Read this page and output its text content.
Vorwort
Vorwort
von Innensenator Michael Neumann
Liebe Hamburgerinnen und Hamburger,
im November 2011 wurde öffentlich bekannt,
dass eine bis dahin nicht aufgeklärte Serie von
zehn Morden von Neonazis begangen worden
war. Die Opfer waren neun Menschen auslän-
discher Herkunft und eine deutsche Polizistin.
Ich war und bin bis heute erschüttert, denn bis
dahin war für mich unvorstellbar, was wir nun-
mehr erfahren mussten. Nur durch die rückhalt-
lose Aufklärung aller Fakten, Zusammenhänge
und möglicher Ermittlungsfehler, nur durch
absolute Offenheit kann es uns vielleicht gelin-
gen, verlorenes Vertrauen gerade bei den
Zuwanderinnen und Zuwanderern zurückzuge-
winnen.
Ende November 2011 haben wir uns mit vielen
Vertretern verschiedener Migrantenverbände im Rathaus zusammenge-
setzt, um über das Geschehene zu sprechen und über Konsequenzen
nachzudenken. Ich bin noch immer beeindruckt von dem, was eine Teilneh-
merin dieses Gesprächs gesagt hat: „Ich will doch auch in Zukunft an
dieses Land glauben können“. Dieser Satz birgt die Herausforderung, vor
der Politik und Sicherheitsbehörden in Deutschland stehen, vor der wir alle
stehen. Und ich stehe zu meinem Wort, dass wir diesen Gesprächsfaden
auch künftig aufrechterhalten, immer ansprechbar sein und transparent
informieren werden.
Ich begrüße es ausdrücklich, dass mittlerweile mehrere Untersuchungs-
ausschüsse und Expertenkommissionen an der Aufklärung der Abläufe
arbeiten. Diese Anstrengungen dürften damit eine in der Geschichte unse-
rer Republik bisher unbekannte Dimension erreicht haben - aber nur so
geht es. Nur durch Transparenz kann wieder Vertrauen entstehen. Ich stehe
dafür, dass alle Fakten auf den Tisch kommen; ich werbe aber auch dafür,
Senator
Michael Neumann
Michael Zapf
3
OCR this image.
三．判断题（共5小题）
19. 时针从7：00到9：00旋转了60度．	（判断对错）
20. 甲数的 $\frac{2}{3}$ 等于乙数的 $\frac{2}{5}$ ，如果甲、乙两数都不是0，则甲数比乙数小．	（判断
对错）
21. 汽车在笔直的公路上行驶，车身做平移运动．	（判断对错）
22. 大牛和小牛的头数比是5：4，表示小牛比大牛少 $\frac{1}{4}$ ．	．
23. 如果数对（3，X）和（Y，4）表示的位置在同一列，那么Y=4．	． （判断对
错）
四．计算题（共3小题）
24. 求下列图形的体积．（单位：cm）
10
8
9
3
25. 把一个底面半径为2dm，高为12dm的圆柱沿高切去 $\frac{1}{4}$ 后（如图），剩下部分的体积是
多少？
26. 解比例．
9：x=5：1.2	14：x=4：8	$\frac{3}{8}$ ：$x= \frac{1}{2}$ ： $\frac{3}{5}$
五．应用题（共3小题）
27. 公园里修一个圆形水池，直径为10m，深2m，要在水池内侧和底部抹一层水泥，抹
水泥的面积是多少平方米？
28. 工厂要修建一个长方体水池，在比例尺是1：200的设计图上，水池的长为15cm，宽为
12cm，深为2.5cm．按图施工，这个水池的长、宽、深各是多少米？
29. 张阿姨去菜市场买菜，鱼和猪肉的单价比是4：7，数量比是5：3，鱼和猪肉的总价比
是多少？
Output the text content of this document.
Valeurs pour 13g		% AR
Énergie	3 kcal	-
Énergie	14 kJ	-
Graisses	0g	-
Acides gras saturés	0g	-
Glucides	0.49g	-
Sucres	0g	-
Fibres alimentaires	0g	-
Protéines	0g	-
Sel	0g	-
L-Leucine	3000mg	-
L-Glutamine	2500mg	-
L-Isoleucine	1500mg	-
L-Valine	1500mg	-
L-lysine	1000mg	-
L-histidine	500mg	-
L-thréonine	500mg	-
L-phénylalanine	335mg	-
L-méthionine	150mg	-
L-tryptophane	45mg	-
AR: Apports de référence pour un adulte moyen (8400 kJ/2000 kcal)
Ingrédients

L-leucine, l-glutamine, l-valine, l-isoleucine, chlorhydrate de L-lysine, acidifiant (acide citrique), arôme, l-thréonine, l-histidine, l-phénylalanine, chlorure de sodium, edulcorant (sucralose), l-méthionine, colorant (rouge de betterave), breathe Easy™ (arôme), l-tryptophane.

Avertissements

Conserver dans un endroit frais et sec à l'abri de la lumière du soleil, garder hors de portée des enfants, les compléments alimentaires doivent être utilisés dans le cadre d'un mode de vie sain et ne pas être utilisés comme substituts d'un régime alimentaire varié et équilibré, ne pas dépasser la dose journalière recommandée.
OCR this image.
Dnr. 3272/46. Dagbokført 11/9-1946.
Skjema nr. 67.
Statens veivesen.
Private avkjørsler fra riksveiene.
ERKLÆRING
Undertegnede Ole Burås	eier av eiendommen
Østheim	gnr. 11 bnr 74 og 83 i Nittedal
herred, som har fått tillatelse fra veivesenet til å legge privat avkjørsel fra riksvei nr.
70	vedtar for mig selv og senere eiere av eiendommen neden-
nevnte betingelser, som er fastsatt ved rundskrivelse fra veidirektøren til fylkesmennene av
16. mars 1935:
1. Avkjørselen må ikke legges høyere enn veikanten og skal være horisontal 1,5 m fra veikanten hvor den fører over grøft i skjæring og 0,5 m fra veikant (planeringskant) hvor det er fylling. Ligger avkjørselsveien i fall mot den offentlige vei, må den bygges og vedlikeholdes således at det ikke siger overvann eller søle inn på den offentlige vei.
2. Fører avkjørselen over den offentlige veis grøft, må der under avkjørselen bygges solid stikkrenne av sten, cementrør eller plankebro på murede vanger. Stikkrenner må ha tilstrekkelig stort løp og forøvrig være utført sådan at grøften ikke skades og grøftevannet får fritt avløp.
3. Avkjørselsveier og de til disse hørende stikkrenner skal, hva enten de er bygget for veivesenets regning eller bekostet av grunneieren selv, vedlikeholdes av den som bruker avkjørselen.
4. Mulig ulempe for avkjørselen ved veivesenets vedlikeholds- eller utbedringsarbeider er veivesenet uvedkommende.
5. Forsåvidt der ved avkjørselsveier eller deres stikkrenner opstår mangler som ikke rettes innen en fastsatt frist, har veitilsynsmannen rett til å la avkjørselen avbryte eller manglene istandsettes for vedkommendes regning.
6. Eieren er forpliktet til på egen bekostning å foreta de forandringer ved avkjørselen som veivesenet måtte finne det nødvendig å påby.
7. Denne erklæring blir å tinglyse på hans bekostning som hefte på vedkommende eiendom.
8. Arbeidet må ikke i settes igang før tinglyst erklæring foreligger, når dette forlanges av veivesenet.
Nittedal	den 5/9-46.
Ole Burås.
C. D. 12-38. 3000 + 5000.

+ + + +

» **Your instructions**
Write out every line of the preceding listing that contains "this".

» **Finished answer**
Read this page and output its text content.
OCR this image.
Output the text content of this document.
OCR this image.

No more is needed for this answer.